WHAT TO DO
Would you transcribe the whole listing exactly, minus its pictures?
====================
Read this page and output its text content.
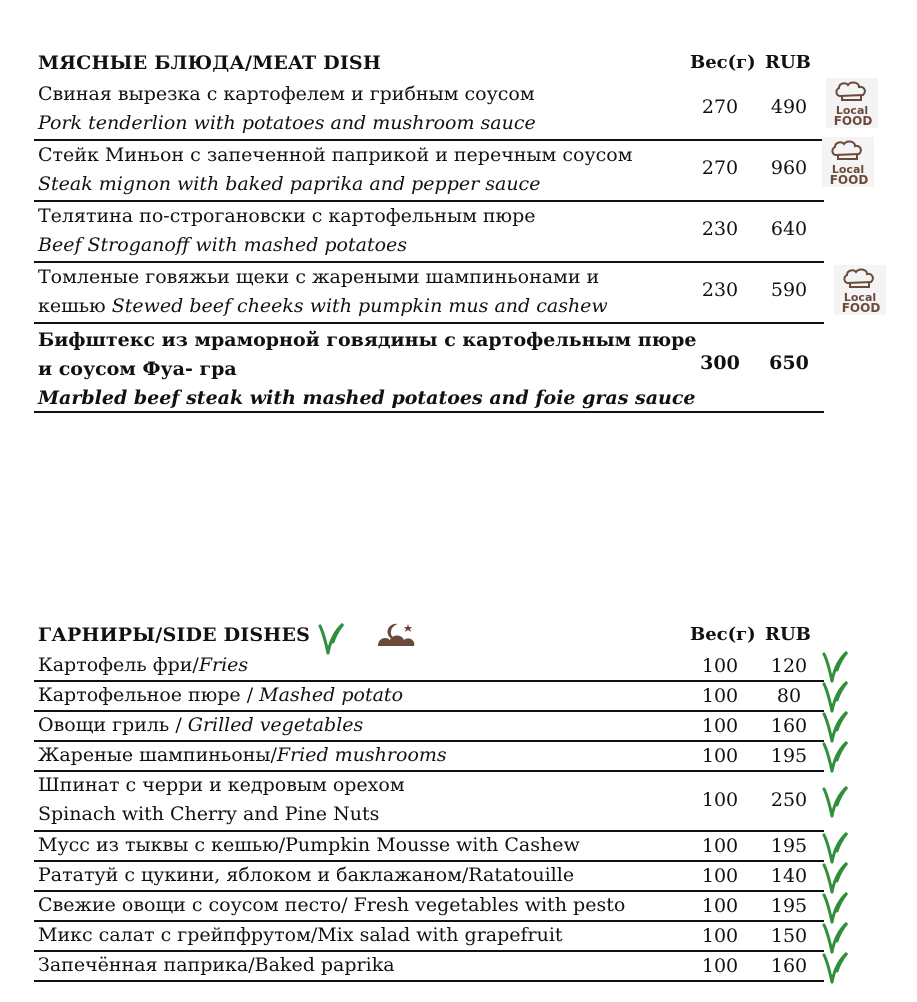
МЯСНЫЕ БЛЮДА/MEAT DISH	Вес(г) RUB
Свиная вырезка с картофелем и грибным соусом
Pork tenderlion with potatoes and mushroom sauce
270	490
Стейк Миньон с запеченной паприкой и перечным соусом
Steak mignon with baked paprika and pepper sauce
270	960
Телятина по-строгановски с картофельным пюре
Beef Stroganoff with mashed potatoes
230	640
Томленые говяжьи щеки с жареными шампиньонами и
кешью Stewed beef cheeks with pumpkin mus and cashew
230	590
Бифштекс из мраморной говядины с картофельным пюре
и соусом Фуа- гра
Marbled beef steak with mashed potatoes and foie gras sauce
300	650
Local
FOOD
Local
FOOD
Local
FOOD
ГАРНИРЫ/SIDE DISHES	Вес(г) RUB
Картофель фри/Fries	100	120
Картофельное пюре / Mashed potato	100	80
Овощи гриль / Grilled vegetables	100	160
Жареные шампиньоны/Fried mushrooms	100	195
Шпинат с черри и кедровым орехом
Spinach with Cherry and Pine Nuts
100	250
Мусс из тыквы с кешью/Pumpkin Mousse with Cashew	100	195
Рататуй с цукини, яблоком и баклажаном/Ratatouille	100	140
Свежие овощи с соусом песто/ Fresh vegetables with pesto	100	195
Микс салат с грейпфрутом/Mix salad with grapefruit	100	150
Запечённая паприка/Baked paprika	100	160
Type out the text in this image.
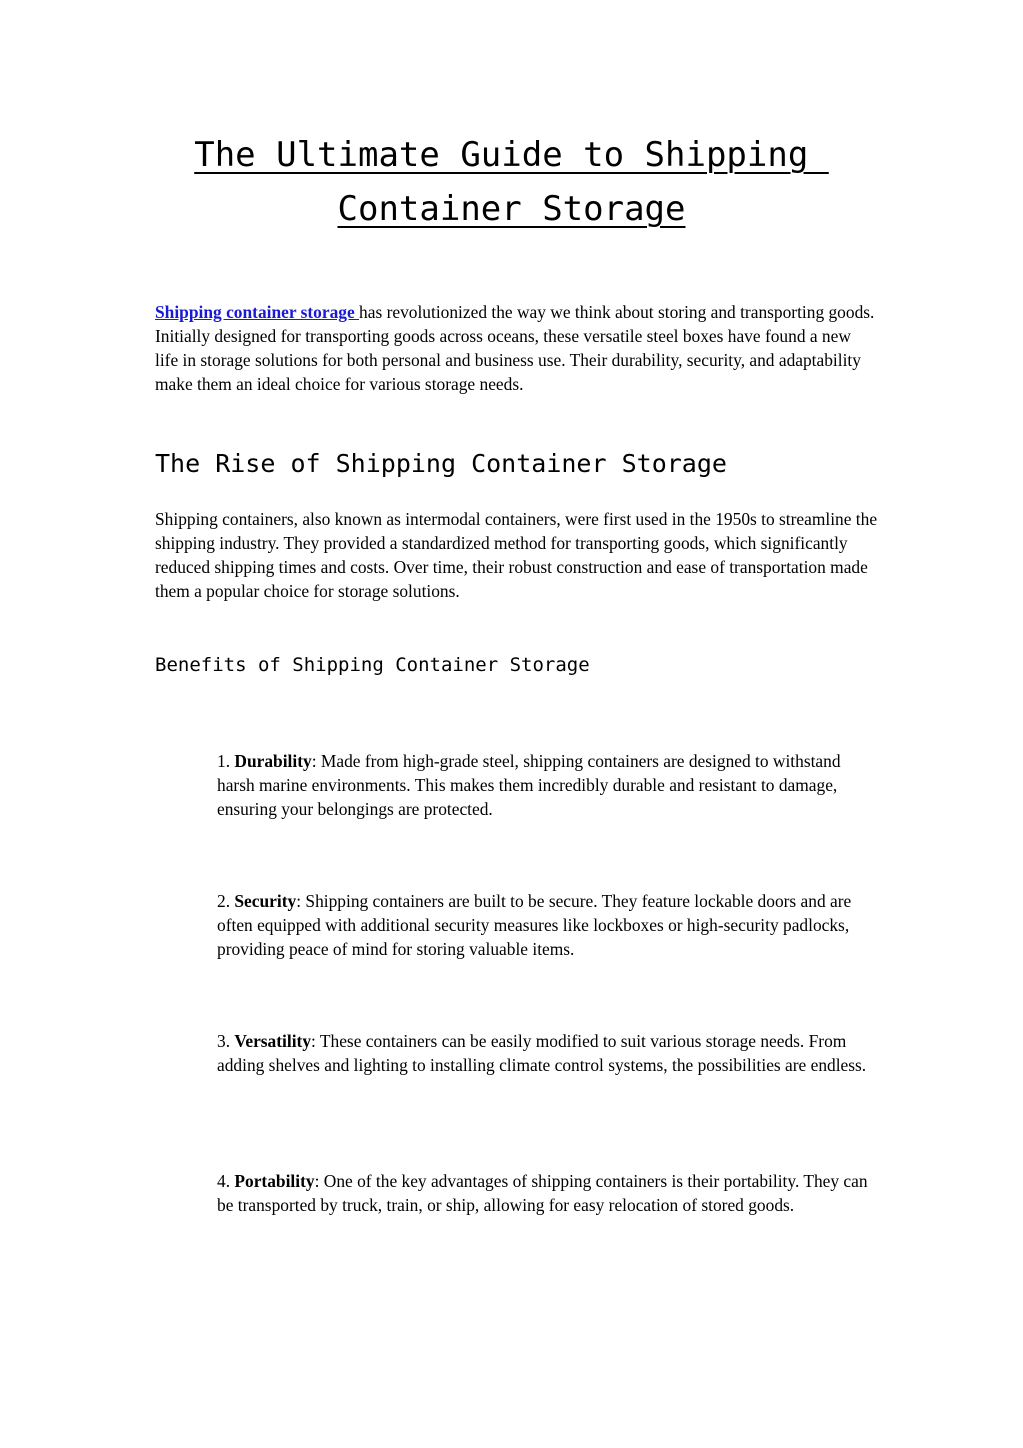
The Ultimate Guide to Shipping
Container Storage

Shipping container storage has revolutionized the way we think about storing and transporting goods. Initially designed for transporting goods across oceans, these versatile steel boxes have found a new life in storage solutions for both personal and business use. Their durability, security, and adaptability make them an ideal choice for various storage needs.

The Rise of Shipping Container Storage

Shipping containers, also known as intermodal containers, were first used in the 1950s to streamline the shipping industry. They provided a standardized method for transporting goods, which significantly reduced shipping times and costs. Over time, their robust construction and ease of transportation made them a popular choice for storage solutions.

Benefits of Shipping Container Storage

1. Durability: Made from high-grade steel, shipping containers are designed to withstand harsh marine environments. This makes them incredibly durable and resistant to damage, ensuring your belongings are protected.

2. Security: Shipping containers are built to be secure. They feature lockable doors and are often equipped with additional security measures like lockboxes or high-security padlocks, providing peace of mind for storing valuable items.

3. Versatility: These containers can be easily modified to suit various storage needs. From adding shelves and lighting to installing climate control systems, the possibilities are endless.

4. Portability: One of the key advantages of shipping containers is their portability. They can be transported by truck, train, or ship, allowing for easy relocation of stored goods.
====================
EXERCISE RESPONSE
Read this page and output its text content.
МЯСНЫЕ БЛЮДА/MEAT DISH	Вес(г) RUB
Свиная вырезка с картофелем и грибным соусом
Pork tenderlion with potatoes and mushroom sauce
270	490
Стейк Миньон с запеченной паприкой и перечным соусом
Steak mignon with baked paprika and pepper sauce
270	960
Телятина по-строгановски с картофельным пюре
Beef Stroganoff with mashed potatoes
230	640
Томленые говяжьи щеки с жареными шампиньонами и
кешью Stewed beef cheeks with pumpkin mus and cashew
230	590
Бифштекс из мраморной говядины с картофельным пюре
и соусом Фуа- гра
Marbled beef steak with mashed potatoes and foie gras sauce
300	650
Local
FOOD
Local
FOOD
Local
FOOD
ГАРНИРЫ/SIDE DISHES	Вес(г) RUB
Картофель фри/Fries	100	120
Картофельное пюре / Mashed potato	100	80
Овощи гриль / Grilled vegetables	100	160
Жареные шампиньоны/Fried mushrooms	100	195
Шпинат с черри и кедровым орехом
Spinach with Cherry and Pine Nuts
100	250
Мусс из тыквы с кешью/Pumpkin Mousse with Cashew	100	195
Рататуй с цукини, яблоком и баклажаном/Ratatouille	100	140
Свежие овощи с соусом песто/ Fresh vegetables with pesto	100	195
Микс салат с грейпфрутом/Mix salad with grapefruit	100	150
Запечённая паприка/Baked paprika	100	160
Type out the text in this image.
The Ultimate Guide to Shipping
Container Storage

Shipping container storage has revolutionized the way we think about storing and transporting goods. Initially designed for transporting goods across oceans, these versatile steel boxes have found a new life in storage solutions for both personal and business use. Their durability, security, and adaptability make them an ideal choice for various storage needs.

The Rise of Shipping Container Storage

Shipping containers, also known as intermodal containers, were first used in the 1950s to streamline the shipping industry. They provided a standardized method for transporting goods, which significantly reduced shipping times and costs. Over time, their robust construction and ease of transportation made them a popular choice for storage solutions.

Benefits of Shipping Container Storage

1. Durability: Made from high-grade steel, shipping containers are designed to withstand harsh marine environments. This makes them incredibly durable and resistant to damage, ensuring your belongings are protected.

2. Security: Shipping containers are built to be secure. They feature lockable doors and are often equipped with additional security measures like lockboxes or high-security padlocks, providing peace of mind for storing valuable items.

3. Versatility: These containers can be easily modified to suit various storage needs. From adding shelves and lighting to installing climate control systems, the possibilities are endless.

4. Portability: One of the key advantages of shipping containers is their portability. They can be transported by truck, train, or ship, allowing for easy relocation of stored goods.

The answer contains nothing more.